DOCUMENT TEXT:
-- Begin --

United States v. Enis Dauti
United States v. Enis Dauti
Opinion
USCA4 Appeal: 23-4758 Doc: 28 Filed: 01/27/2025 Pg: 1 of 5
UNPUBLISHED
UNITED STATES COURT OF APPEALS FOR THE FOURTH CIRCUIT
No. 23-4758
UNITED STATES OF AMERICA,
Plaintiff - Appellee,
v.
ENIS DAUTI,
Defendant - Appellant.
Appeal from the United States District Court for the Middle District of North Carolina, at Greensboro. Catherine C. Eagles, Chief District Judge. (1:22-cr-00311-CCE-1)
Submitted: January 23, 2025 Decided: January 27, 2025
Before WILKINSON, WYNN, and THACKER, Circuit Judges.
Affirmed by unpublished per curiam opinion.
ON BRIEF: Aaron B. Wellman, IVEY, MCCLELLAN, SIEGMUND, BRUMBAUGH & MCDONOUGH, LLP, Greensboro, North Carolina, for Appellant. Lindsey Ann Freeman, Assistant United States Attorney, Kyle David Pousson, Assistant United States Attorney, OFFICE OF THE UNITED STATES ATTORNEY, Greensboro, North Carolina, for Appellee.

-- End --

DATA EXTRACT:
-- Begin --

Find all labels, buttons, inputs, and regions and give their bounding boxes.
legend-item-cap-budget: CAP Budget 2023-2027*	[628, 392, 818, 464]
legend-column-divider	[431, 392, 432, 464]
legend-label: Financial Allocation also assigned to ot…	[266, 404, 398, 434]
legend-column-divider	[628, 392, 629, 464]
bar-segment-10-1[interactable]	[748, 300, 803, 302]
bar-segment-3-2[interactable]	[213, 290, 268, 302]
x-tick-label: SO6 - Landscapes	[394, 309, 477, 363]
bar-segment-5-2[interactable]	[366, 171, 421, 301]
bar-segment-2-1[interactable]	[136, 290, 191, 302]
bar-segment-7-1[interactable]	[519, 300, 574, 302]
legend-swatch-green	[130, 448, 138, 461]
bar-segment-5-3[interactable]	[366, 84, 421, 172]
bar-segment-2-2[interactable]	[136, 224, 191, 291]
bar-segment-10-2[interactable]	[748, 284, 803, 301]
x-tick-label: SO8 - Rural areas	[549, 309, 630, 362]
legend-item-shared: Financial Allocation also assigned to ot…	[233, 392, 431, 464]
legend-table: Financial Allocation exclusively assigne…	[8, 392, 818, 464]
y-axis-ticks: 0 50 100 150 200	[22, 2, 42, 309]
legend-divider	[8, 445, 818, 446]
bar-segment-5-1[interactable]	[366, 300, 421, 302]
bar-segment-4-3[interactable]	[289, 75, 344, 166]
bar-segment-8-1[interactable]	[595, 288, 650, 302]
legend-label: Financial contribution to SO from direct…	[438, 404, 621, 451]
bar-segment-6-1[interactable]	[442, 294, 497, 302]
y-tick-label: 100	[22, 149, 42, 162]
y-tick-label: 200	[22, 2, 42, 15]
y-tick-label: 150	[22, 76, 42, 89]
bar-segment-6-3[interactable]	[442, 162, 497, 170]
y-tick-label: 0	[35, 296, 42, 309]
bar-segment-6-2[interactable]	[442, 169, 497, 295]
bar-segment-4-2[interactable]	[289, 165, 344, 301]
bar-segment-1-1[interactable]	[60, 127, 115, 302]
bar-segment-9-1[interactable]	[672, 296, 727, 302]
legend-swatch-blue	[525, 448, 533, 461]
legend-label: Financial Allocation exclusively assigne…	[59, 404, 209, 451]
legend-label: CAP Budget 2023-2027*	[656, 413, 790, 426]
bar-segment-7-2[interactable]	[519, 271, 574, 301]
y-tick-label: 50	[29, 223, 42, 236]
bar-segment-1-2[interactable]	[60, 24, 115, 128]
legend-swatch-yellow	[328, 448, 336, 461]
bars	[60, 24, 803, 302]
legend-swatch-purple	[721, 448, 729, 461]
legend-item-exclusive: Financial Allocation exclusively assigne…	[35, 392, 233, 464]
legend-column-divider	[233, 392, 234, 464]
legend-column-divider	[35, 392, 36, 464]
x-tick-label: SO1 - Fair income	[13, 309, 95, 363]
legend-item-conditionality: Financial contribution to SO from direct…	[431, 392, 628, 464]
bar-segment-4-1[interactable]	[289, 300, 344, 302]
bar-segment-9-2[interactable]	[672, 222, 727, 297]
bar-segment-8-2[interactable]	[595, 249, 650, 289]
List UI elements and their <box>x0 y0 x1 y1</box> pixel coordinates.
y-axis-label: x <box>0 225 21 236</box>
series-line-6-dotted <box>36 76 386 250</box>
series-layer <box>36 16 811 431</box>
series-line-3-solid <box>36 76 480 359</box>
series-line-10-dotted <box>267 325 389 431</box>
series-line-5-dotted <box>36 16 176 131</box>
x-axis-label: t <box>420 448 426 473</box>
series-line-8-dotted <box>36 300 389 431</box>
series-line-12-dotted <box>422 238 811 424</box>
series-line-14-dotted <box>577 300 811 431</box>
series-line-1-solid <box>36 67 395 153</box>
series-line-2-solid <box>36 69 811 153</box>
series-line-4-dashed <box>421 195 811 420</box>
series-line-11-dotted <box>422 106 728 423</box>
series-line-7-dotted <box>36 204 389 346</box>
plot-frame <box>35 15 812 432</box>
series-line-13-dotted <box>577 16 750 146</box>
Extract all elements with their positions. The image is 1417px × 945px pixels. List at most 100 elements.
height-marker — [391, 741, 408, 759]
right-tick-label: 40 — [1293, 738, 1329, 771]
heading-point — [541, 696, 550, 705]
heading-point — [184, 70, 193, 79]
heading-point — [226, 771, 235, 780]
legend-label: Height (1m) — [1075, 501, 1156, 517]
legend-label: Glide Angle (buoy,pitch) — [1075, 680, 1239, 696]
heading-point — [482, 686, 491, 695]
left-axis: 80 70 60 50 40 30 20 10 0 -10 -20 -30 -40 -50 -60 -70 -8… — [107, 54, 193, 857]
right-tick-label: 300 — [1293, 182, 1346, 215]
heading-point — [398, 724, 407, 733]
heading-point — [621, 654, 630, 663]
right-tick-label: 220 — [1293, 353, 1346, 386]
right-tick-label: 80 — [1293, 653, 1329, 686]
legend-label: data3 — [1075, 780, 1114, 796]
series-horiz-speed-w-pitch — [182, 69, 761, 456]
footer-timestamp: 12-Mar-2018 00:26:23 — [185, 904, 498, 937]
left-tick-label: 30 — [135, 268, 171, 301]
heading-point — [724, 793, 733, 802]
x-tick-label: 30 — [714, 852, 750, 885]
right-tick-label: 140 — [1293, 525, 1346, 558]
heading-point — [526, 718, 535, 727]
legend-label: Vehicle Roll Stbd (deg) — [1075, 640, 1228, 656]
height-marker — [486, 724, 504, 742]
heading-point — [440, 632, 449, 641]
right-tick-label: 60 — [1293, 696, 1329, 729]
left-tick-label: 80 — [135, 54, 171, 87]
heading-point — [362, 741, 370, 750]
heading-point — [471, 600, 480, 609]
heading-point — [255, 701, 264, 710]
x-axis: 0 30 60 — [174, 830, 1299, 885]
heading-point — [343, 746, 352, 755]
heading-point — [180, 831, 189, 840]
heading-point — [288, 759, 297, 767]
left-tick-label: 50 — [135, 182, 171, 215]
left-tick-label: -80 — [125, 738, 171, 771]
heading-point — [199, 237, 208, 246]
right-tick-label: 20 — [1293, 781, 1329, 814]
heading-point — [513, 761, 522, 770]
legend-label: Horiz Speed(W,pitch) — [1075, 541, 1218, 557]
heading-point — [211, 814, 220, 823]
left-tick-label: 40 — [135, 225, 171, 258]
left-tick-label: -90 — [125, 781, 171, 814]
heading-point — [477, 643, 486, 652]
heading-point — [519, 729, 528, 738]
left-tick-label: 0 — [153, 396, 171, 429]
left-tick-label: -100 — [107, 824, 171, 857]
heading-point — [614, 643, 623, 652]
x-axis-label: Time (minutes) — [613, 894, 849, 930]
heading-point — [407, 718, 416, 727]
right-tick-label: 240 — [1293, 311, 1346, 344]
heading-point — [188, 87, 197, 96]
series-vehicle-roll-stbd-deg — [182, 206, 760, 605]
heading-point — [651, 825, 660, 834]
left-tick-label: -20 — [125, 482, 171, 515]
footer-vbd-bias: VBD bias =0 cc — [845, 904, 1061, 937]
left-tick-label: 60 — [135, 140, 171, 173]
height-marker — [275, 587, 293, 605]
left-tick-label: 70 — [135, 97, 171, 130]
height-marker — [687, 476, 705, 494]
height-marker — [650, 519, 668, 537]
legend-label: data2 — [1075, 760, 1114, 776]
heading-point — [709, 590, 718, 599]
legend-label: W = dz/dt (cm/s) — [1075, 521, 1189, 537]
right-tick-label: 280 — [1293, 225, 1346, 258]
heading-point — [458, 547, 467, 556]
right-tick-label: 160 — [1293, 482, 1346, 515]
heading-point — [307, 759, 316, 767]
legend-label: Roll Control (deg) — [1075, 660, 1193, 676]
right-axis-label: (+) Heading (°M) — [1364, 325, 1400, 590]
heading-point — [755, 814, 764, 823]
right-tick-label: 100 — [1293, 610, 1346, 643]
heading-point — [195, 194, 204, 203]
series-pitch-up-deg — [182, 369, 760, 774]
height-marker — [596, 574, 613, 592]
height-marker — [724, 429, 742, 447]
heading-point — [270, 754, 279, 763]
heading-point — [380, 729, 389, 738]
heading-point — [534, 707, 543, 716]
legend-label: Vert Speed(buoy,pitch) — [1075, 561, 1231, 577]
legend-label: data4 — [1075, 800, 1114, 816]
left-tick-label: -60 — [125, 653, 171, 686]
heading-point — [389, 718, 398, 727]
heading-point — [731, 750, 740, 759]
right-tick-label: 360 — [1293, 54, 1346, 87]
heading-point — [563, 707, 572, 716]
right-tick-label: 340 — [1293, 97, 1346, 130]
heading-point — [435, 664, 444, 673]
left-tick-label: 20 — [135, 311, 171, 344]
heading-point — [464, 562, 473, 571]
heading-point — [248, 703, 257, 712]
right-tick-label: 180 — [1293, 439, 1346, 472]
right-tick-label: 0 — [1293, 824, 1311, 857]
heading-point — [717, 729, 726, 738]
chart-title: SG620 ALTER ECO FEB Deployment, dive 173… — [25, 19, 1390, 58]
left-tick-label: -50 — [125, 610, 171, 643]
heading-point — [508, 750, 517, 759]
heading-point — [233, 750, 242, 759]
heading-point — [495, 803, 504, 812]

-- End --

STATED TASK:
Output the passage from the Dauti appeal opinion between "ON BRIEF: Aaron" and "Carolina, for Appellee.", inclusive, copied exactly. Rely only on the court opinion text to complete this.

FULL ANSWER:
ON BRIEF: Aaron B. Wellman, IVEY, MCCLELLAN, SIEGMUND, BRUMBAUGH & MCDONOUGH, LLP, Greensboro, North Carolina, for Appellant. Lindsey Ann Freeman, Assistant United States Attorney, Kyle David Pousson, Assistant United States Attorney, OFFICE OF THE UNITED STATES ATTORNEY, Greensboro, North Carolina, for Appellee.